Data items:
_ _ _ _
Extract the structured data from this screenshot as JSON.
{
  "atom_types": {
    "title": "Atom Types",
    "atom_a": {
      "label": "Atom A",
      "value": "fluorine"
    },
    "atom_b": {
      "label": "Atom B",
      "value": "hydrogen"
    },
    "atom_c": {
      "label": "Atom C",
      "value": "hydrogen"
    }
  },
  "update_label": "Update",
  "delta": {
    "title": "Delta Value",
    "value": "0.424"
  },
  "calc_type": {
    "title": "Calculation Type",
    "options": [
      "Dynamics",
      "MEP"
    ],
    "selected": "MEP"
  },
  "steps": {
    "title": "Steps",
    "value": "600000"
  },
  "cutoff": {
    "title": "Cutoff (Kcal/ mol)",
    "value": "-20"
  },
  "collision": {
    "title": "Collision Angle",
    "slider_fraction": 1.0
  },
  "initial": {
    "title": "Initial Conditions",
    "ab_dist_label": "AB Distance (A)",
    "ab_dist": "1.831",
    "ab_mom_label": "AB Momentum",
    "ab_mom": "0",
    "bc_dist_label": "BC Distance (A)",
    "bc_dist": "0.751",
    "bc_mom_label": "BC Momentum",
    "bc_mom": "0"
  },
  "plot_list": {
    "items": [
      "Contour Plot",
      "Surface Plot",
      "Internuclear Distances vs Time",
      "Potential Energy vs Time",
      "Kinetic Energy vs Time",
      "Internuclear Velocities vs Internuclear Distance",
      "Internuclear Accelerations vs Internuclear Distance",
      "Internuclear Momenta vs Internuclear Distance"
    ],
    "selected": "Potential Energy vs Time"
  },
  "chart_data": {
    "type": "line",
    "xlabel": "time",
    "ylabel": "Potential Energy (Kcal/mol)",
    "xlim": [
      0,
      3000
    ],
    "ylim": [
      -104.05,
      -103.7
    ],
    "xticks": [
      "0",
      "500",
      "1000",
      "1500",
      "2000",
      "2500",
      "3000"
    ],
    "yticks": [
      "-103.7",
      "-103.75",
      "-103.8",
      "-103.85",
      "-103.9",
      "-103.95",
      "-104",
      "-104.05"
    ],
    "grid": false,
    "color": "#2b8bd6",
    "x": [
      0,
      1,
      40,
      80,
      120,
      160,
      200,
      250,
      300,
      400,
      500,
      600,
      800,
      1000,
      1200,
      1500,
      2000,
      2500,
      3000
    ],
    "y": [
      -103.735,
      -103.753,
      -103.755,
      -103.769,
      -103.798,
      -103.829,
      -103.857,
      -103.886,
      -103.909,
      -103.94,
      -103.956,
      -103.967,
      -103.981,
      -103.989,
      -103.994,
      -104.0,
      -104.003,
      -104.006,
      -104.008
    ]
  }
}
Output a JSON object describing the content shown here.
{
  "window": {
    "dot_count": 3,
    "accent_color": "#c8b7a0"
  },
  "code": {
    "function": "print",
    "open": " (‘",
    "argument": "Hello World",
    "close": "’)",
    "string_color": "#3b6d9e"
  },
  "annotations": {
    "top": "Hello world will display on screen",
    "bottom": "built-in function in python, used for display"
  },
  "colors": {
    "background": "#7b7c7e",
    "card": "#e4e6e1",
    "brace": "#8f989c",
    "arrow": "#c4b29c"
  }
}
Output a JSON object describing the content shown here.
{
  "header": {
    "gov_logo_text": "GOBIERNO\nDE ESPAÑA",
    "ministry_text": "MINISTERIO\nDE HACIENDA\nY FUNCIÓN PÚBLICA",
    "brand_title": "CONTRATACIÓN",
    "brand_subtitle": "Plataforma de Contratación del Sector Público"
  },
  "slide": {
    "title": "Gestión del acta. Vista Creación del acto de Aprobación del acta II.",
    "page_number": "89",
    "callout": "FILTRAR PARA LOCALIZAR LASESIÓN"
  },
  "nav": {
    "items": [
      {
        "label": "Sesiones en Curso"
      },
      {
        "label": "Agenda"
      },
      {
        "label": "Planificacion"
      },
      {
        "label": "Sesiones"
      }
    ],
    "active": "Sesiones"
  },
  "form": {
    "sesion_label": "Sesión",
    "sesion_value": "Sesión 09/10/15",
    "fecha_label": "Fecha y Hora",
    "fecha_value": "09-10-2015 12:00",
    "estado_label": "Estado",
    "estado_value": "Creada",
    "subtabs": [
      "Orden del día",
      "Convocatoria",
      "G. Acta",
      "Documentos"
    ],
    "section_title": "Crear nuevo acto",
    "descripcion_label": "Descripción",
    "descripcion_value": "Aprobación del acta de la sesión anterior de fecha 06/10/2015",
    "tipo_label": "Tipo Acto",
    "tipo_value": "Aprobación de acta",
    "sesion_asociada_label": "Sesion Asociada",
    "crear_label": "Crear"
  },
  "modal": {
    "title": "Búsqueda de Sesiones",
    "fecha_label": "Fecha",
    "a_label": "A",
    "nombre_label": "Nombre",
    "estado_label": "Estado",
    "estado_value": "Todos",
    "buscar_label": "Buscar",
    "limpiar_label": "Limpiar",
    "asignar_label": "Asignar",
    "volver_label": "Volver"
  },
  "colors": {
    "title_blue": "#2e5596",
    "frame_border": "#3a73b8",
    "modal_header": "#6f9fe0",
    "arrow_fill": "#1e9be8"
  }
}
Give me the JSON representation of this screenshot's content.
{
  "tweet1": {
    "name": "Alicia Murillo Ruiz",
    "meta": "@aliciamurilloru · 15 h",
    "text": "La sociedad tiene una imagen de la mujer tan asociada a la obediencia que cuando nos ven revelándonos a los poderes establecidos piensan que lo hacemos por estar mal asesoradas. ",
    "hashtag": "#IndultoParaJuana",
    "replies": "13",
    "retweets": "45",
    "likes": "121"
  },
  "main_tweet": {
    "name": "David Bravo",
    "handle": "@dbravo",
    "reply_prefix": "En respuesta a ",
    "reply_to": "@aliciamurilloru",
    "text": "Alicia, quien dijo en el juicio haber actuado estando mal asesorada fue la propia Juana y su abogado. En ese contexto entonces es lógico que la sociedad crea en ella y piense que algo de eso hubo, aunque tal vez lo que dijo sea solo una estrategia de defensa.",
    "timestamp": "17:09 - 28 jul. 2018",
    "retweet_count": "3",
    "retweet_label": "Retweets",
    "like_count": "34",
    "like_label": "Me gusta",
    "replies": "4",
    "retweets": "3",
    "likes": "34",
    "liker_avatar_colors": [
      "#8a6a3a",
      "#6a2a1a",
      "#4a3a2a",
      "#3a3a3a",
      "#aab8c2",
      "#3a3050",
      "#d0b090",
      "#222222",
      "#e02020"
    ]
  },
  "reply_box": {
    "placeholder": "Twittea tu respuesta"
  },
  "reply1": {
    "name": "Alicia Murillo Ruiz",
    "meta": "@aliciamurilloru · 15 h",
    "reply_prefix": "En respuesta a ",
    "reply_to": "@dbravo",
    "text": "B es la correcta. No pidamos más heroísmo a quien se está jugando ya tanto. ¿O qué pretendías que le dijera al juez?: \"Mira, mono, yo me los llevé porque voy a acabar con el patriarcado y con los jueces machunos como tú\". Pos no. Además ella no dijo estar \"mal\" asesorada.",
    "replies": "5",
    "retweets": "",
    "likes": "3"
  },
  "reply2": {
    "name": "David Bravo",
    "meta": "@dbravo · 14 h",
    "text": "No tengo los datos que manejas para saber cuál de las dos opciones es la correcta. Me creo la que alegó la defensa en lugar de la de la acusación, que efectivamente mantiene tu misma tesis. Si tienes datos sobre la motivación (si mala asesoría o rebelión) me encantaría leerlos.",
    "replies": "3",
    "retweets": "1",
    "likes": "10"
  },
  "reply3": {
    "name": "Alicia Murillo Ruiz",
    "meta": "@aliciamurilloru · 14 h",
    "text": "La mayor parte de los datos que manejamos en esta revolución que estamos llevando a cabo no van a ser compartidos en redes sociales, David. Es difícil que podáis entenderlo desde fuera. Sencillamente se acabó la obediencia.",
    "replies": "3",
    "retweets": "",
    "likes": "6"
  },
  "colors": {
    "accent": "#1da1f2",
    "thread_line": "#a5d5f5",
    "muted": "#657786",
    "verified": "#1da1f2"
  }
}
_ _ _ _
Provide only the number of lines in the records containing the string "meta".

4